__Written instruction__:
Copy each line exactly.

__Extracted material__:
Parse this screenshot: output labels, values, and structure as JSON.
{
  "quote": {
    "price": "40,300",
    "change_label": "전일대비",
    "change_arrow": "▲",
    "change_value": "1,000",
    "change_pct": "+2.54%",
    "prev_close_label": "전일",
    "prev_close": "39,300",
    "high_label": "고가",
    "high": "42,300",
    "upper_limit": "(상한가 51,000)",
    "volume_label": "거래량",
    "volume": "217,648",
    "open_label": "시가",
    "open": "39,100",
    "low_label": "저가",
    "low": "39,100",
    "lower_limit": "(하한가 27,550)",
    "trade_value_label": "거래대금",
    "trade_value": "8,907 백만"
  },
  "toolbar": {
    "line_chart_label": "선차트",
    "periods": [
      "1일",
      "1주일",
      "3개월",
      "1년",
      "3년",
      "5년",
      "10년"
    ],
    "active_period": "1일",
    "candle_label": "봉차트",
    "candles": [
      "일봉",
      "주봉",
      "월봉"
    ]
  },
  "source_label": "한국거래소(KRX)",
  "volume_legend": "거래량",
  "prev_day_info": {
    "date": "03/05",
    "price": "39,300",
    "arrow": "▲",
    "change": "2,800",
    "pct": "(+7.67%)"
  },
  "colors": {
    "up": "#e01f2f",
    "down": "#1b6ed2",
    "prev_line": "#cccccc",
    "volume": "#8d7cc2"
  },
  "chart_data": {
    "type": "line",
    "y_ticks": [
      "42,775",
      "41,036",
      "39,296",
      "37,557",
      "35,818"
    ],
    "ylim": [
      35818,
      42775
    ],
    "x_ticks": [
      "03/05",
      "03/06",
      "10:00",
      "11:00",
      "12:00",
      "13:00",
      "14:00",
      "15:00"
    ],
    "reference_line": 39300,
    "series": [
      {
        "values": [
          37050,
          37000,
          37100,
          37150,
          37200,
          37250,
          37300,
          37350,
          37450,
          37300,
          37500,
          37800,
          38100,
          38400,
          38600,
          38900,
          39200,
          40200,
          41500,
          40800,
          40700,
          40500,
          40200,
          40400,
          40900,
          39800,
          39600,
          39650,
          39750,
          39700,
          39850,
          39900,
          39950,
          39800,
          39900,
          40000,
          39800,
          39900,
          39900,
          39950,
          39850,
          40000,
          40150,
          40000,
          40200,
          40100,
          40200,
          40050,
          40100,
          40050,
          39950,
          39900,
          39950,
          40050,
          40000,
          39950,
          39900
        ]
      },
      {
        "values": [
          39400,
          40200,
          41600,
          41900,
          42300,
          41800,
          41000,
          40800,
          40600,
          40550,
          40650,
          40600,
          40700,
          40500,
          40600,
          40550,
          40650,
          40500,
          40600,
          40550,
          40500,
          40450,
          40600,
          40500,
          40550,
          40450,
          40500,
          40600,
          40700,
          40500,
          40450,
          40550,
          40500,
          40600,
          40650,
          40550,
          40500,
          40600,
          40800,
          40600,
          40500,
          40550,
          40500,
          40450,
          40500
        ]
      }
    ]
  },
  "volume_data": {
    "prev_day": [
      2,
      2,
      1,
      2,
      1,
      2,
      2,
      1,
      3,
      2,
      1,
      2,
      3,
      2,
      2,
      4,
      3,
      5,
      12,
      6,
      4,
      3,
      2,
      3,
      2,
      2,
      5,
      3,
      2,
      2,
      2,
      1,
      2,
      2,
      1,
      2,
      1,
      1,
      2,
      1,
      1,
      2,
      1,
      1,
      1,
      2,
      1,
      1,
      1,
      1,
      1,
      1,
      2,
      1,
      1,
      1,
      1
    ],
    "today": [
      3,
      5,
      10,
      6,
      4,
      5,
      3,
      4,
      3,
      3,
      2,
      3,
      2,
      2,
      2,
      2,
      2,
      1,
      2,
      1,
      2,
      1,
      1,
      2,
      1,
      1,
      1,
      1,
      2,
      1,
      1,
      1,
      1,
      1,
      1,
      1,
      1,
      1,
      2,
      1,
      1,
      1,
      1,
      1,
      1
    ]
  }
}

__Response to this exercise__:
Parse this screenshot: output labels, values, and structure as JSON.
{
  "quote": {
    "price": "40,300",
    "change_label": "전일대비",
    "change_arrow": "▲",
    "change_value": "1,000",
    "change_pct": "+2.54%",
    "prev_close_label": "전일",
    "prev_close": "39,300",
    "high_label": "고가",
    "high": "42,300",
    "upper_limit": "(상한가 51,000)",
    "volume_label": "거래량",
    "volume": "217,648",
    "open_label": "시가",
    "open": "39,100",
    "low_label": "저가",
    "low": "39,100",
    "lower_limit": "(하한가 27,550)",
    "trade_value_label": "거래대금",
    "trade_value": "8,907 백만"
  },
  "toolbar": {
    "line_chart_label": "선차트",
    "periods": [
      "1일",
      "1주일",
      "3개월",
      "1년",
      "3년",
      "5년",
      "10년"
    ],
    "active_period": "1일",
    "candle_label": "봉차트",
    "candles": [
      "일봉",
      "주봉",
      "월봉"
    ]
  },
  "source_label": "한국거래소(KRX)",
  "volume_legend": "거래량",
  "prev_day_info": {
    "date": "03/05",
    "price": "39,300",
    "arrow": "▲",
    "change": "2,800",
    "pct": "(+7.67%)"
  },
  "colors": {
    "up": "#e01f2f",
    "down": "#1b6ed2",
    "prev_line": "#cccccc",
    "volume": "#8d7cc2"
  },
  "chart_data": {
    "type": "line",
    "y_ticks": [
      "42,775",
      "41,036",
      "39,296",
      "37,557",
      "35,818"
    ],
    "ylim": [
      35818,
      42775
    ],
    "x_ticks": [
      "03/05",
      "03/06",
      "10:00",
      "11:00",
      "12:00",
      "13:00",
      "14:00",
      "15:00"
    ],
    "reference_line": 39300,
    "series": [
      {
        "values": [
          37050,
          37000,
          37100,
          37150,
          37200,
          37250,
          37300,
          37350,
          37450,
          37300,
          37500,
          37800,
          38100,
          38400,
          38600,
          38900,
          39200,
          40200,
          41500,
          40800,
          40700,
          40500,
          40200,
          40400,
          40900,
          39800,
          39600,
          39650,
          39750,
          39700,
          39850,
          39900,
          39950,
          39800,
          39900,
          40000,
          39800,
          39900,
          39900,
          39950,
          39850,
          40000,
          40150,
          40000,
          40200,
          40100,
          40200,
          40050,
          40100,
          40050,
          39950,
          39900,
          39950,
          40050,
          40000,
          39950,
          39900
        ]
      },
      {
        "values": [
          39400,
          40200,
          41600,
          41900,
          42300,
          41800,
          41000,
          40800,
          40600,
          40550,
          40650,
          40600,
          40700,
          40500,
          40600,
          40550,
          40650,
          40500,
          40600,
          40550,
          40500,
          40450,
          40600,
          40500,
          40550,
          40450,
          40500,
          40600,
          40700,
          40500,
          40450,
          40550,
          40500,
          40600,
          40650,
          40550,
          40500,
          40600,
          40800,
          40600,
          40500,
          40550,
          40500,
          40450,
          40500
        ]
      }
    ]
  },
  "volume_data": {
    "prev_day": [
      2,
      2,
      1,
      2,
      1,
      2,
      2,
      1,
      3,
      2,
      1,
      2,
      3,
      2,
      2,
      4,
      3,
      5,
      12,
      6,
      4,
      3,
      2,
      3,
      2,
      2,
      5,
      3,
      2,
      2,
      2,
      1,
      2,
      2,
      1,
      2,
      1,
      1,
      2,
      1,
      1,
      2,
      1,
      1,
      1,
      2,
      1,
      1,
      1,
      1,
      1,
      1,
      2,
      1,
      1,
      1,
      1
    ],
    "today": [
      3,
      5,
      10,
      6,
      4,
      5,
      3,
      4,
      3,
      3,
      2,
      3,
      2,
      2,
      2,
      2,
      2,
      1,
      2,
      1,
      2,
      1,
      1,
      2,
      1,
      1,
      1,
      1,
      2,
      1,
      1,
      1,
      1,
      1,
      1,
      1,
      1,
      1,
      2,
      1,
      1,
      1,
      1,
      1,
      1
    ]
  }
}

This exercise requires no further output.